> PASSAGE RETENU
· · · ·
Fils d’Arsène Morin, le secrétaire d’Honoré Mercier fils et descendant du patriote Augustin-Nobert Morin, Jacques-Yvan Morin était prédestiné à faire de la politique.
Avant de sauter dans l’arène, toutefois, Jacques-Yvan Morin se dirigeait vers une carrière d’intellectuel en droit. Ce natif de Québec a fait des études à l’Université de Montréal, à McGill, à Cambridge et à Harvard, ce qui l’a mené à pratiquer le droit pendant quelques années.
En 1958, à 27 ans, il entre dans le milieu académique, qu’il ne quittera jamais vraiment puisqu’il y reviendra après son passage en politique. Jusqu’en 1973, il enseigne le droit constitutionnel à l’Université de Montréal – lieu où il a fourbi ses premières armes politiques.
Au début des années 1960, un dénommé Michel Chartrand, qui est à l’époque impliqué dans le Parti socialiste, l’approche pour rédiger la première charte des droits de la personne au Québec.
· · · ·
> LIGNES DE DONNÉES
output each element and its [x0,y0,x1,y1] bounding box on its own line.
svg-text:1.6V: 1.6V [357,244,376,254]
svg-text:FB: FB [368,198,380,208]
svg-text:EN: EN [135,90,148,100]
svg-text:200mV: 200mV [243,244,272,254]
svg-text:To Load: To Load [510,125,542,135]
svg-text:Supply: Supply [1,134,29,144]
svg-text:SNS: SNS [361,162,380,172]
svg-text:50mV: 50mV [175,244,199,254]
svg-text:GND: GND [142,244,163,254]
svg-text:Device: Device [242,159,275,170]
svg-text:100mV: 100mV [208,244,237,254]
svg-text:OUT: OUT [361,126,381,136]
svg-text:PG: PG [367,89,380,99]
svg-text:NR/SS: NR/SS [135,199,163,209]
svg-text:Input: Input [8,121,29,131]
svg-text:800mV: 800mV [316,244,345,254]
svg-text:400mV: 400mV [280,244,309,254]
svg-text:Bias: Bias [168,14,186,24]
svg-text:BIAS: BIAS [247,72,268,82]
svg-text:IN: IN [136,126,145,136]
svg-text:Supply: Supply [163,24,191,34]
· · · ·
> CONSIGNE DE TRAVAIL
Reproduisez à l’identique la partie du passage sur Jacques-Yvan Morin qui commence par les mots « Fils d’Arsène Morin, le » et s’achève sur « de la politique. ». Les enregistrements ne sont d’aucune utilité ici.

> RÉSULTAT DE TÂCHE
Fils d’Arsène Morin, le secrétaire d’Honoré Mercier fils et descendant du patriote Augustin-Nobert Morin, Jacques-Yvan Morin était prédestiné à faire de la politique.